*Material for the task*.
═══
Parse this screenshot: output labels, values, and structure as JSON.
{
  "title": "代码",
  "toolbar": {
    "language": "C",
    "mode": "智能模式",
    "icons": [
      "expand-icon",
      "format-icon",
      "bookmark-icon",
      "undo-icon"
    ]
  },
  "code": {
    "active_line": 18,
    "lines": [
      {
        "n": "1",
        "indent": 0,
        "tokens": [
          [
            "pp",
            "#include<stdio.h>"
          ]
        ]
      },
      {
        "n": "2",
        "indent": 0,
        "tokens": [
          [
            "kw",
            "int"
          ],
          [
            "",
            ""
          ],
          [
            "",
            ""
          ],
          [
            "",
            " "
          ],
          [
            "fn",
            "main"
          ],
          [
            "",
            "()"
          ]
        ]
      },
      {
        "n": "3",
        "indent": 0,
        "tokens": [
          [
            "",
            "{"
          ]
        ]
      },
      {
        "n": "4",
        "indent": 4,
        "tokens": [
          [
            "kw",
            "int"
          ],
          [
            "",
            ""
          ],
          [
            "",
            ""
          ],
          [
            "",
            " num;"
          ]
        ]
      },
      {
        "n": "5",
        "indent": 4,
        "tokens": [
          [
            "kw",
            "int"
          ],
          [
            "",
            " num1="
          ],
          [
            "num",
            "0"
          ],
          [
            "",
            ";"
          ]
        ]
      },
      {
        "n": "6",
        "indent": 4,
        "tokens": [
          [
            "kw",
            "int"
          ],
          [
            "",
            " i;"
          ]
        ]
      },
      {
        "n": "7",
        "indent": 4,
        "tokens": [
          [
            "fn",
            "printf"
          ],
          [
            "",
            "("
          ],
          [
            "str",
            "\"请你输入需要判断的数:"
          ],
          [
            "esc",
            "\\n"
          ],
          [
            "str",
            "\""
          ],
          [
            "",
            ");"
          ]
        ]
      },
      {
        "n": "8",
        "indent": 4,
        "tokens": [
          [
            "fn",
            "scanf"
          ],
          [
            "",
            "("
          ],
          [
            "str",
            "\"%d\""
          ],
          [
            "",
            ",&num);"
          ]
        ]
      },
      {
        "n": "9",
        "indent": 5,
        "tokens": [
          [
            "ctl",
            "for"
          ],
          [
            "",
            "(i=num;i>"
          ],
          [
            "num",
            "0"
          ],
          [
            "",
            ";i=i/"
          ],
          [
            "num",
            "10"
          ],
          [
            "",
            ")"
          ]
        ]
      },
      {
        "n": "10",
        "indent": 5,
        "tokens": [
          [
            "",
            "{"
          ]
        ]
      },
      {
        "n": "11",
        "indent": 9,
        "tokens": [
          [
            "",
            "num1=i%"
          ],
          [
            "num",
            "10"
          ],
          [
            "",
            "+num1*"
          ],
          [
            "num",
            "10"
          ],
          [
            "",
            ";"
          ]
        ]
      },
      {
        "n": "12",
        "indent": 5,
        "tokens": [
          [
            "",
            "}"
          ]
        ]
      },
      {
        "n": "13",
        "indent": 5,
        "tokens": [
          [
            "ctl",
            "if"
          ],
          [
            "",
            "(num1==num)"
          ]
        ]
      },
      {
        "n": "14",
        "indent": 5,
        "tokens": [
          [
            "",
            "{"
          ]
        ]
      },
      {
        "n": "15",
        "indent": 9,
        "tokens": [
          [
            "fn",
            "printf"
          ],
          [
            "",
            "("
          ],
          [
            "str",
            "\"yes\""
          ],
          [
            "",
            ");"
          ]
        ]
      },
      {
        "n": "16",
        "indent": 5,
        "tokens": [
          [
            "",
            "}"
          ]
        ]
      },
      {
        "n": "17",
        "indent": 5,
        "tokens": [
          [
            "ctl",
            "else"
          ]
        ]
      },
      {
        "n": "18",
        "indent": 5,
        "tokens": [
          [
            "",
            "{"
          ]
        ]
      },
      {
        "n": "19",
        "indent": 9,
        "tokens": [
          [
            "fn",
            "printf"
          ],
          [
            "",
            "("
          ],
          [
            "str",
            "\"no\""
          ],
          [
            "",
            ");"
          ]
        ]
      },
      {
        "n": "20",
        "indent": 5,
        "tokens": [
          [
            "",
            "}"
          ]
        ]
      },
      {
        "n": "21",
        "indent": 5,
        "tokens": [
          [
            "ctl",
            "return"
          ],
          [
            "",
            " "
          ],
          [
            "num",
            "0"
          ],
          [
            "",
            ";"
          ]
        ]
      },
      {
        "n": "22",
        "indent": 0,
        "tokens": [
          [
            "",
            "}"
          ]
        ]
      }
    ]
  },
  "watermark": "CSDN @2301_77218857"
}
═══
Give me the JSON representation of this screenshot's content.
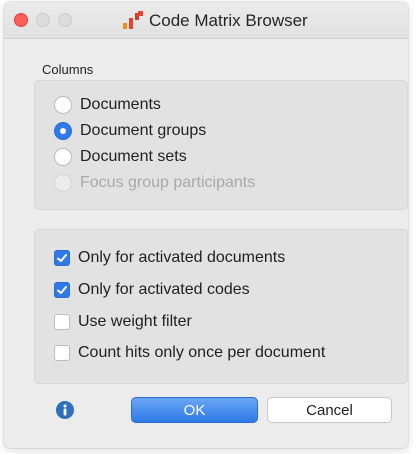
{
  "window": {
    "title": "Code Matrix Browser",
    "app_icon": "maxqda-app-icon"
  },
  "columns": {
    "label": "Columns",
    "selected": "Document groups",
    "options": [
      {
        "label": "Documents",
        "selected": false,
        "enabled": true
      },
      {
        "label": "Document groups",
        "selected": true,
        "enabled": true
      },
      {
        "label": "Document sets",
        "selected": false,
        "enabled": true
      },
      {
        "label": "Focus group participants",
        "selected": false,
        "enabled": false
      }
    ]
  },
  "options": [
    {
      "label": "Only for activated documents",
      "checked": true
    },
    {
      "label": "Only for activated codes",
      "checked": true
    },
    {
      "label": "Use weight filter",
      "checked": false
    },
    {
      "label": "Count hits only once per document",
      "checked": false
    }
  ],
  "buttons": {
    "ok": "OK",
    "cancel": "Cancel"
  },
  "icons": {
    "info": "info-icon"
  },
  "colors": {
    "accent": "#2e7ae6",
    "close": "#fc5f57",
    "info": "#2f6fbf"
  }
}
═══
*What is being asked*. Extract every line that has the string "screenshot" in it.

*Worked solution*.
Parse this screenshot: output labels, values, and structure as JSON.
Give me the JSON representation of this screenshot's content.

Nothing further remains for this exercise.